Records contained in a dataset:
____________

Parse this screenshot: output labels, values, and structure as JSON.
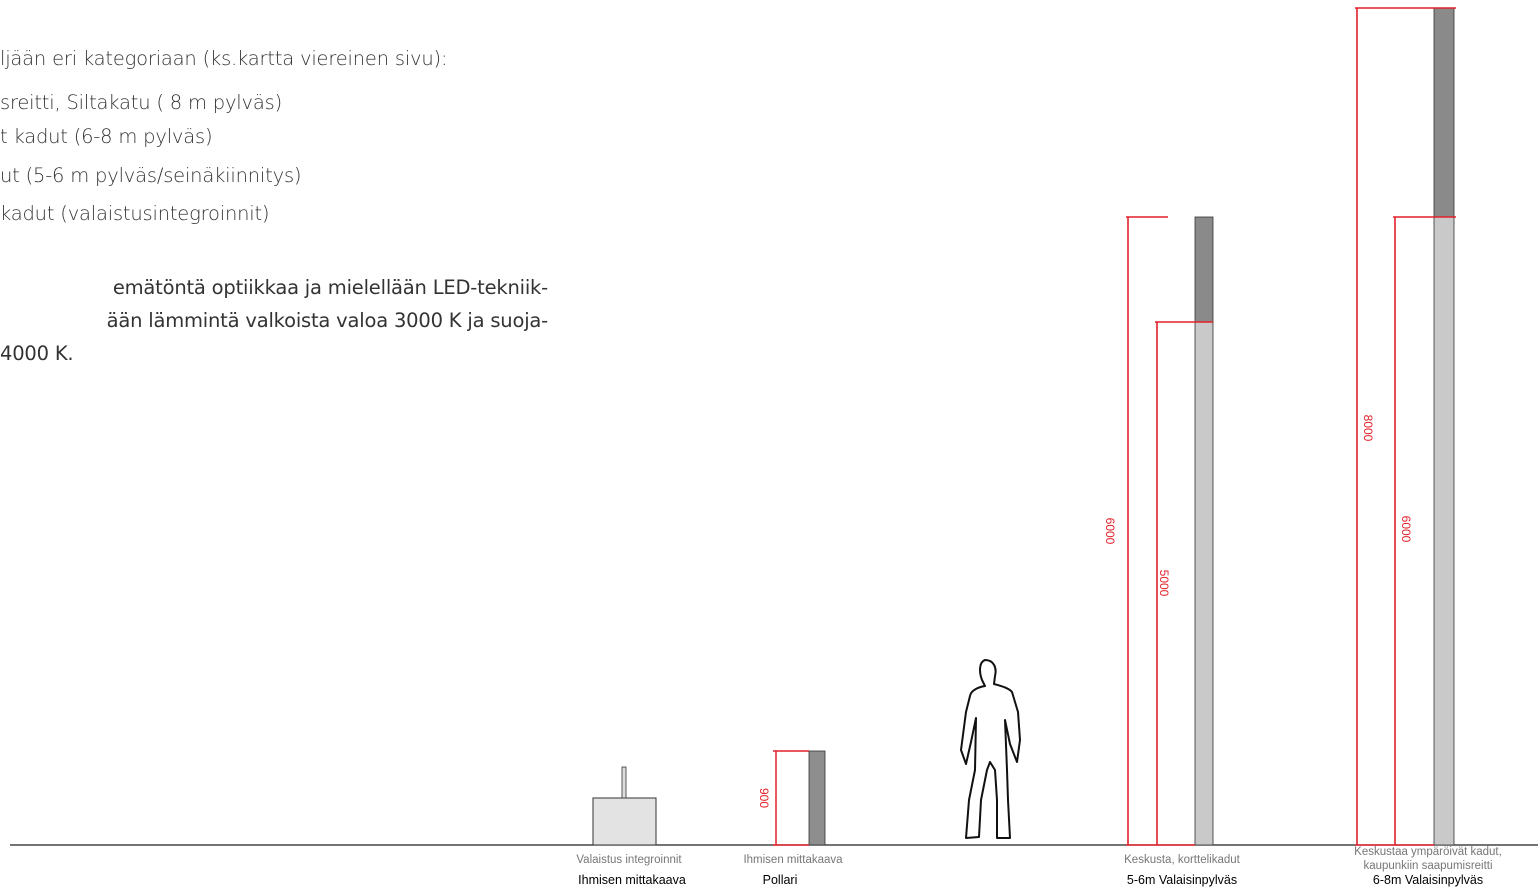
{
  "intro": {
    "lines": [
      "ljään  eri kategoriaan (ks.kartta viereinen sivu):",
      "sreitti, Siltakatu ( 8 m pylväs)",
      "t kadut (6-8 m pylväs)",
      "ut (5-6 m pylväs/seinäkiinnitys)",
      " kadut (valaistusintegroinnit)"
    ],
    "paragraph": [
      "emätöntä optiikkaa ja mielellään LED-tekniik-",
      "ään lämmintä valkoista valoa 3000 K ja suoja-",
      "4000 K."
    ]
  },
  "items": {
    "integration": {
      "caption": "Valaistus integroinnit",
      "title": "Ihmisen mittakaava"
    },
    "bollard": {
      "caption": "Ihmisen mittakaava",
      "title": "Pollari",
      "dimension": "900"
    },
    "pole_5_6": {
      "caption": "Keskusta, korttelikadut",
      "title": "5-6m Valaisinpylväs",
      "dim_outer": "6000",
      "dim_inner": "5000"
    },
    "pole_6_8": {
      "caption_line1": "Keskustaa ympäröivät kadut,",
      "caption_line2": "kaupunkiin saapumisreitti",
      "title": "6-8m Valaisinpylväs",
      "dim_outer": "8000",
      "dim_inner": "6000"
    }
  },
  "colors": {
    "dimension": "#e2202a",
    "pole_dark": "#8a8a8a",
    "pole_light": "#c8c8c8"
  }
}
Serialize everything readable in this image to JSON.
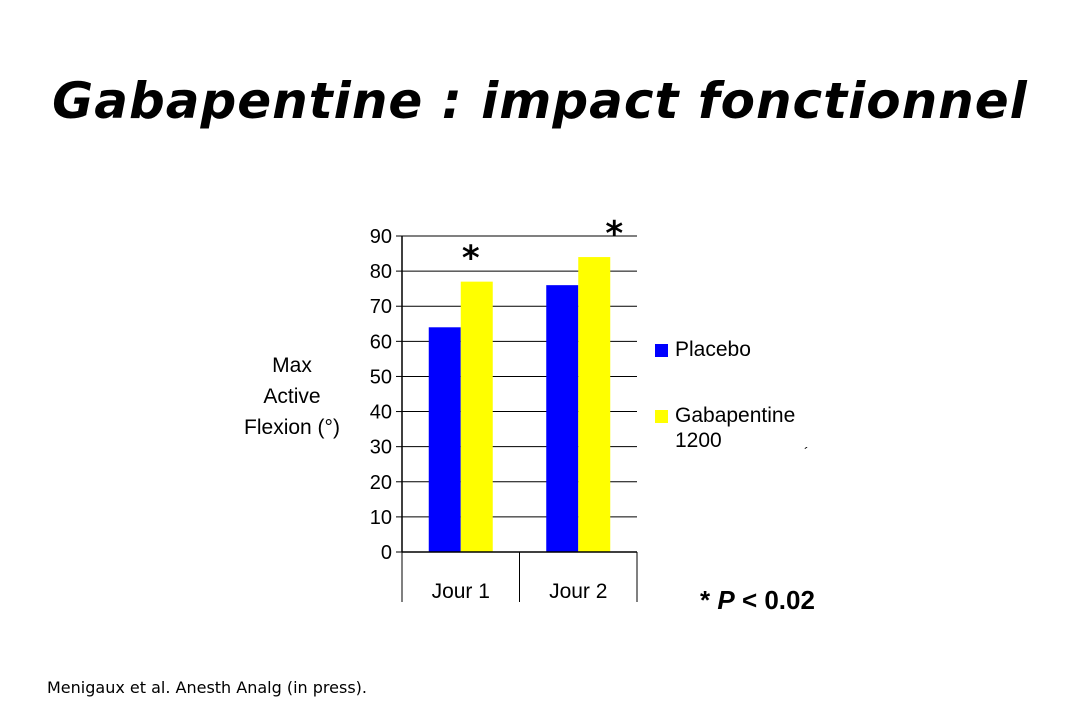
{
  "slide": {
    "title": "Gabapentine : impact fonctionnel",
    "citation": "Menigaux et al. Anesth Analg (in press).",
    "significance_note": {
      "marker": "*",
      "p_symbol": "P",
      "comparison": "< 0.02"
    },
    "stray_mark": "´"
  },
  "chart_data": {
    "type": "bar",
    "categories": [
      "Jour 1",
      "Jour 2"
    ],
    "series": [
      {
        "name": "Placebo",
        "values": [
          64,
          76
        ],
        "color": "#0000ff"
      },
      {
        "name": "Gabapentine 1200",
        "name_lines": [
          "Gabapentine",
          "1200"
        ],
        "values": [
          77,
          84
        ],
        "color": "#ffff00"
      }
    ],
    "ylabel_lines": [
      "Max",
      "Active",
      "Flexion (°)"
    ],
    "ylim": [
      0,
      90
    ],
    "yticks": [
      "0",
      "10",
      "20",
      "30",
      "40",
      "50",
      "60",
      "70",
      "80",
      "90"
    ],
    "grid": true,
    "legend_position": "right",
    "significance_markers": [
      {
        "category": "Jour 1",
        "series": "Gabapentine 1200",
        "text": "*"
      },
      {
        "category": "Jour 2",
        "series": "Gabapentine 1200",
        "text": "*"
      }
    ]
  }
}
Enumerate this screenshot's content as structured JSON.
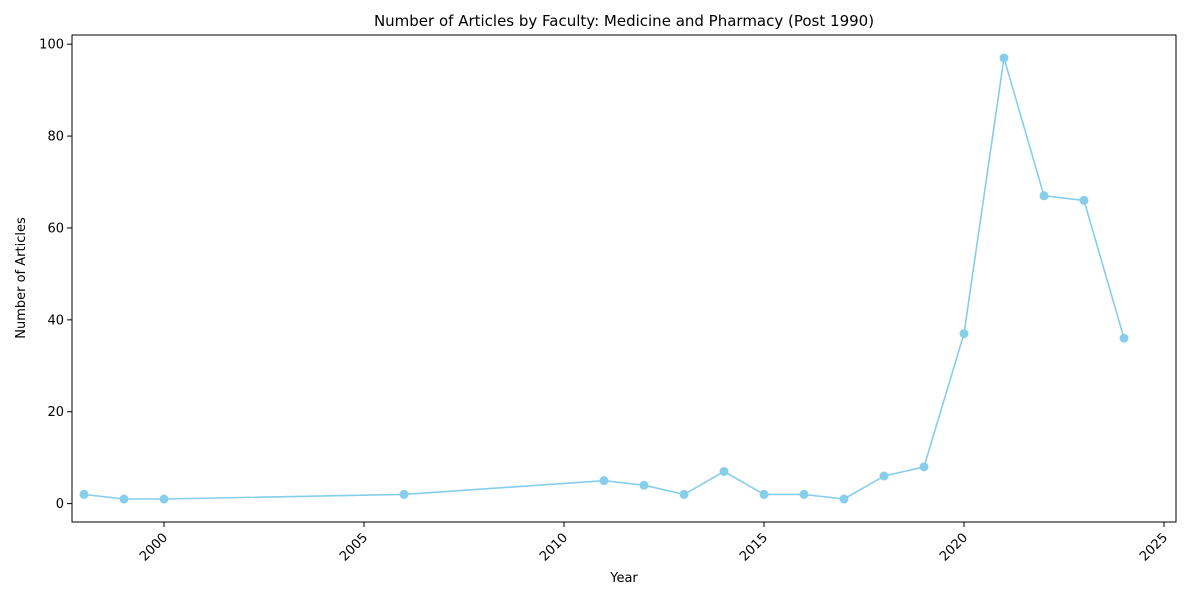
{
  "chart_data": {
    "type": "line",
    "title": "Number of Articles by Faculty: Medicine and Pharmacy (Post 1990)",
    "xlabel": "Year",
    "ylabel": "Number of Articles",
    "x": [
      1998,
      1999,
      2000,
      2006,
      2011,
      2012,
      2013,
      2014,
      2015,
      2016,
      2017,
      2018,
      2019,
      2020,
      2021,
      2022,
      2023,
      2024
    ],
    "series": [
      {
        "values": [
          2,
          1,
          1,
          2,
          5,
          4,
          2,
          7,
          2,
          2,
          1,
          6,
          8,
          37,
          97,
          67,
          66,
          36
        ]
      }
    ],
    "xlim": [
      1997.7,
      2025.3
    ],
    "ylim": [
      -4,
      102
    ],
    "xticks": [
      "2000",
      "2005",
      "2010",
      "2015",
      "2020",
      "2025"
    ],
    "yticks": [
      "0",
      "20",
      "40",
      "60",
      "80",
      "100"
    ],
    "color": "#87CEEB",
    "grid": false,
    "legend": "none"
  }
}
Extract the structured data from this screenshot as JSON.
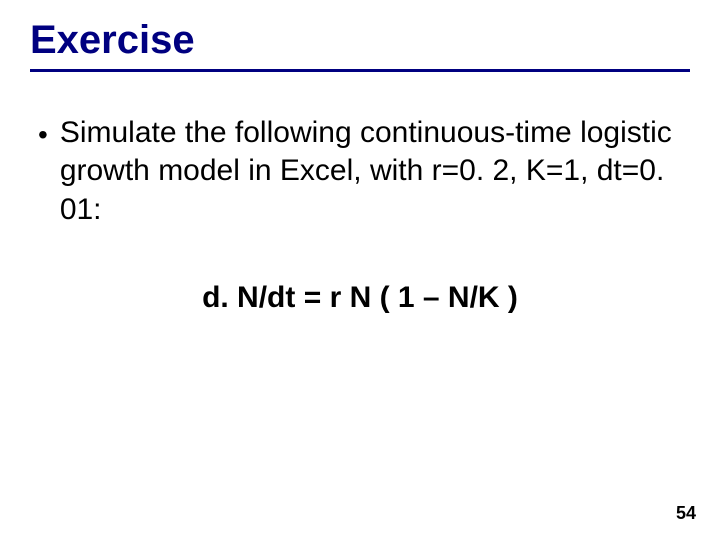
{
  "slide": {
    "title": "Exercise",
    "bullet_text": "Simulate the following continuous-time logistic growth model in Excel, with r=0. 2, K=1, dt=0. 01:",
    "equation": "d. N/dt = r N ( 1 – N/K )",
    "page_number": "54"
  },
  "style": {
    "title_color": "#000080",
    "title_fontsize": 40,
    "body_fontsize": 30,
    "equation_fontsize": 30,
    "background_color": "#ffffff",
    "text_color": "#000000",
    "underline_color": "#000080",
    "underline_width": 3,
    "page_number_fontsize": 18
  }
}
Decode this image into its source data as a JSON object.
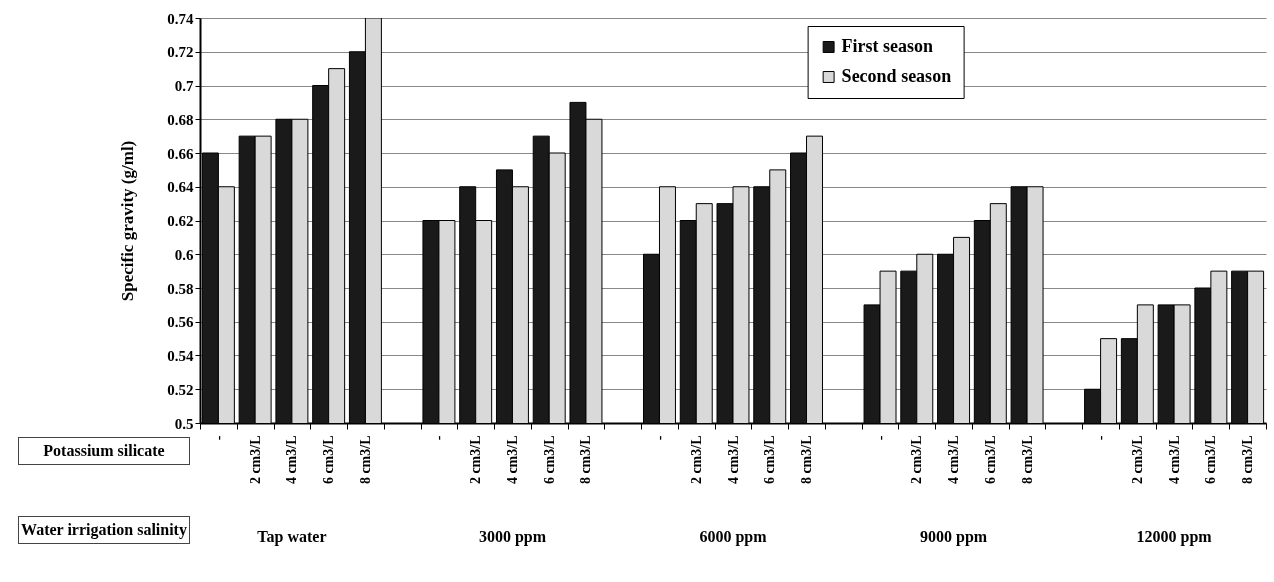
{
  "chart_data": {
    "type": "bar",
    "ylabel": "Specific gravity (g/ml)",
    "categories": [
      "-",
      "2 cm3/L",
      "4 cm3/L",
      "6 cm3/L",
      "8 cm3/L",
      null,
      "-",
      "2 cm3/L",
      "4 cm3/L",
      "6 cm3/L",
      "8 cm3/L",
      null,
      "-",
      "2 cm3/L",
      "4 cm3/L",
      "6 cm3/L",
      "8 cm3/L",
      null,
      "-",
      "2 cm3/L",
      "4 cm3/L",
      "6 cm3/L",
      "8 cm3/L",
      null,
      "-",
      "2 cm3/L",
      "4 cm3/L",
      "6 cm3/L",
      "8 cm3/L"
    ],
    "series": [
      {
        "name": "First season",
        "color": "#1a1a1a",
        "values": [
          0.66,
          0.67,
          0.68,
          0.7,
          0.72,
          null,
          0.62,
          0.64,
          0.65,
          0.67,
          0.69,
          null,
          0.6,
          0.62,
          0.63,
          0.64,
          0.66,
          null,
          0.57,
          0.59,
          0.6,
          0.62,
          0.64,
          null,
          0.52,
          0.55,
          0.57,
          0.58,
          0.59
        ]
      },
      {
        "name": "Second season",
        "color": "#d9d9d9",
        "values": [
          0.64,
          0.67,
          0.68,
          0.71,
          0.74,
          null,
          0.62,
          0.62,
          0.64,
          0.66,
          0.68,
          null,
          0.64,
          0.63,
          0.64,
          0.65,
          0.67,
          null,
          0.59,
          0.6,
          0.61,
          0.63,
          0.64,
          null,
          0.55,
          0.57,
          0.57,
          0.59,
          0.59
        ]
      }
    ],
    "ylim": [
      0.5,
      0.74
    ],
    "yticks": [
      0.5,
      0.52,
      0.54,
      0.56,
      0.58,
      0.6,
      0.62,
      0.64,
      0.66,
      0.68,
      0.7,
      0.72,
      0.74
    ],
    "grid": "y",
    "legend": "top",
    "annotations": [
      "Potassium silicate",
      "Water irrigation salinity",
      "Tap water",
      "3000 ppm",
      "6000 ppm",
      "9000 ppm",
      "12000 ppm"
    ]
  }
}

____________

REQUIRED WORK: Repeat each entry precisely as it appears. Leave the pictures out.

ANSWER FOR THE TASK:
Parse this screenshot: output labels, values, and structure as JSON.
{
  "intro": {
    "lines": [
      "ljään  eri kategoriaan (ks.kartta viereinen sivu):",
      "sreitti, Siltakatu ( 8 m pylväs)",
      "t kadut (6-8 m pylväs)",
      "ut (5-6 m pylväs/seinäkiinnitys)",
      " kadut (valaistusintegroinnit)"
    ],
    "paragraph": [
      "emätöntä optiikkaa ja mielellään LED-tekniik-",
      "ään lämmintä valkoista valoa 3000 K ja suoja-",
      "4000 K."
    ]
  },
  "items": {
    "integration": {
      "caption": "Valaistus integroinnit",
      "title": "Ihmisen mittakaava"
    },
    "bollard": {
      "caption": "Ihmisen mittakaava",
      "title": "Pollari",
      "dimension": "900"
    },
    "pole_5_6": {
      "caption": "Keskusta, korttelikadut",
      "title": "5-6m Valaisinpylväs",
      "dim_outer": "6000",
      "dim_inner": "5000"
    },
    "pole_6_8": {
      "caption_line1": "Keskustaa ympäröivät kadut,",
      "caption_line2": "kaupunkiin saapumisreitti",
      "title": "6-8m Valaisinpylväs",
      "dim_outer": "8000",
      "dim_inner": "6000"
    }
  },
  "colors": {
    "dimension": "#e2202a",
    "pole_dark": "#8a8a8a",
    "pole_light": "#c8c8c8"
  }
}
Serialize everything readable in this image to JSON.
{
  "slide": {
    "title": "Gabapentine : impact fonctionnel",
    "citation": "Menigaux et al. Anesth Analg (in press).",
    "significance_note": {
      "marker": "*",
      "p_symbol": "P",
      "comparison": "< 0.02"
    },
    "stray_mark": "´"
  },
  "chart_data": {
    "type": "bar",
    "categories": [
      "Jour 1",
      "Jour 2"
    ],
    "series": [
      {
        "name": "Placebo",
        "values": [
          64,
          76
        ],
        "color": "#0000ff"
      },
      {
        "name": "Gabapentine 1200",
        "name_lines": [
          "Gabapentine",
          "1200"
        ],
        "values": [
          77,
          84
        ],
        "color": "#ffff00"
      }
    ],
    "ylabel_lines": [
      "Max",
      "Active",
      "Flexion (°)"
    ],
    "ylim": [
      0,
      90
    ],
    "yticks": [
      "0",
      "10",
      "20",
      "30",
      "40",
      "50",
      "60",
      "70",
      "80",
      "90"
    ],
    "grid": true,
    "legend_position": "right",
    "significance_markers": [
      {
        "category": "Jour 1",
        "series": "Gabapentine 1200",
        "text": "*"
      },
      {
        "category": "Jour 2",
        "series": "Gabapentine 1200",
        "text": "*"
      }
    ]
  }
}
Enumerate this screenshot's content as structured JSON.
{
  "chart_data": {
    "type": "line",
    "title": "Number of Articles by Faculty: Medicine and Pharmacy (Post 1990)",
    "xlabel": "Year",
    "ylabel": "Number of Articles",
    "x": [
      1998,
      1999,
      2000,
      2006,
      2011,
      2012,
      2013,
      2014,
      2015,
      2016,
      2017,
      2018,
      2019,
      2020,
      2021,
      2022,
      2023,
      2024
    ],
    "series": [
      {
        "values": [
          2,
          1,
          1,
          2,
          5,
          4,
          2,
          7,
          2,
          2,
          1,
          6,
          8,
          37,
          97,
          67,
          66,
          36
        ]
      }
    ],
    "xlim": [
      1997.7,
      2025.3
    ],
    "ylim": [
      -4,
      102
    ],
    "xticks": [
      "2000",
      "2005",
      "2010",
      "2015",
      "2020",
      "2025"
    ],
    "yticks": [
      "0",
      "20",
      "40",
      "60",
      "80",
      "100"
    ],
    "color": "#87CEEB",
    "grid": false,
    "legend": "none"
  }
}
Extract the structured data from this screenshot as JSON.
{
  "slide": {
    "title": "Exercise",
    "bullet_text": "Simulate the following continuous-time logistic growth model in Excel, with r=0. 2, K=1, dt=0. 01:",
    "equation": "d. N/dt = r N ( 1 – N/K )",
    "page_number": "54"
  },
  "style": {
    "title_color": "#000080",
    "title_fontsize": 40,
    "body_fontsize": 30,
    "equation_fontsize": 30,
    "background_color": "#ffffff",
    "text_color": "#000000",
    "underline_color": "#000080",
    "underline_width": 3,
    "page_number_fontsize": 18
  }
}
Decode this image into its source data as a JSON object.
{
  "chart_data": {
    "type": "bar",
    "ylabel": "Specific gravity (g/ml)",
    "categories": [
      "-",
      "2 cm3/L",
      "4 cm3/L",
      "6 cm3/L",
      "8 cm3/L",
      null,
      "-",
      "2 cm3/L",
      "4 cm3/L",
      "6 cm3/L",
      "8 cm3/L",
      null,
      "-",
      "2 cm3/L",
      "4 cm3/L",
      "6 cm3/L",
      "8 cm3/L",
      null,
      "-",
      "2 cm3/L",
      "4 cm3/L",
      "6 cm3/L",
      "8 cm3/L",
      null,
      "-",
      "2 cm3/L",
      "4 cm3/L",
      "6 cm3/L",
      "8 cm3/L"
    ],
    "series": [
      {
        "name": "First season",
        "color": "#1a1a1a",
        "values": [
          0.66,
          0.67,
          0.68,
          0.7,
          0.72,
          null,
          0.62,
          0.64,
          0.65,
          0.67,
          0.69,
          null,
          0.6,
          0.62,
          0.63,
          0.64,
          0.66,
          null,
          0.57,
          0.59,
          0.6,
          0.62,
          0.64,
          null,
          0.52,
          0.55,
          0.57,
          0.58,
          0.59
        ]
      },
      {
        "name": "Second season",
        "color": "#d9d9d9",
        "values": [
          0.64,
          0.67,
          0.68,
          0.71,
          0.74,
          null,
          0.62,
          0.62,
          0.64,
          0.66,
          0.68,
          null,
          0.64,
          0.63,
          0.64,
          0.65,
          0.67,
          null,
          0.59,
          0.6,
          0.61,
          0.63,
          0.64,
          null,
          0.55,
          0.57,
          0.57,
          0.59,
          0.59
        ]
      }
    ],
    "ylim": [
      0.5,
      0.74
    ],
    "yticks": [
      0.5,
      0.52,
      0.54,
      0.56,
      0.58,
      0.6,
      0.62,
      0.64,
      0.66,
      0.68,
      0.7,
      0.72,
      0.74
    ],
    "grid": "y",
    "legend": "top",
    "annotations": [
      "Potassium silicate",
      "Water irrigation salinity",
      "Tap water",
      "3000 ppm",
      "6000 ppm",
      "9000 ppm",
      "12000 ppm"
    ]
  }
}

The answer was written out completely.